+++ SOURCE MATERIAL
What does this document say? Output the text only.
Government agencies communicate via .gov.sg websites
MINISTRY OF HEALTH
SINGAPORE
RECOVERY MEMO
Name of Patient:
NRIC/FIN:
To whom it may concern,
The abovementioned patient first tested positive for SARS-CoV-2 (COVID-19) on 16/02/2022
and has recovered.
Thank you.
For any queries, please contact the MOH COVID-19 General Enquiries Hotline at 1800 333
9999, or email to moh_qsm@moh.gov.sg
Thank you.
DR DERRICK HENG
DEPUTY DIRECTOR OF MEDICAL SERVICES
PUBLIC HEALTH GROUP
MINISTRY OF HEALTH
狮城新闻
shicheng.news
++++++
Print the records above in full, exactly.

- **FULL OUTPUT**
What does this document say? Output the text only.
Government agencies communicate via .gov.sg websites
MINISTRY OF HEALTH
SINGAPORE
RECOVERY MEMO
Name of Patient:
NRIC/FIN:
To whom it may concern,
The abovementioned patient first tested positive for SARS-CoV-2 (COVID-19) on 16/02/2022
and has recovered.
Thank you.
For any queries, please contact the MOH COVID-19 General Enquiries Hotline at 1800 333
9999, or email to moh_qsm@moh.gov.sg
Thank you.
DR DERRICK HENG
DEPUTY DIRECTOR OF MEDICAL SERVICES
PUBLIC HEALTH GROUP
MINISTRY OF HEALTH
狮城新闻
shicheng.news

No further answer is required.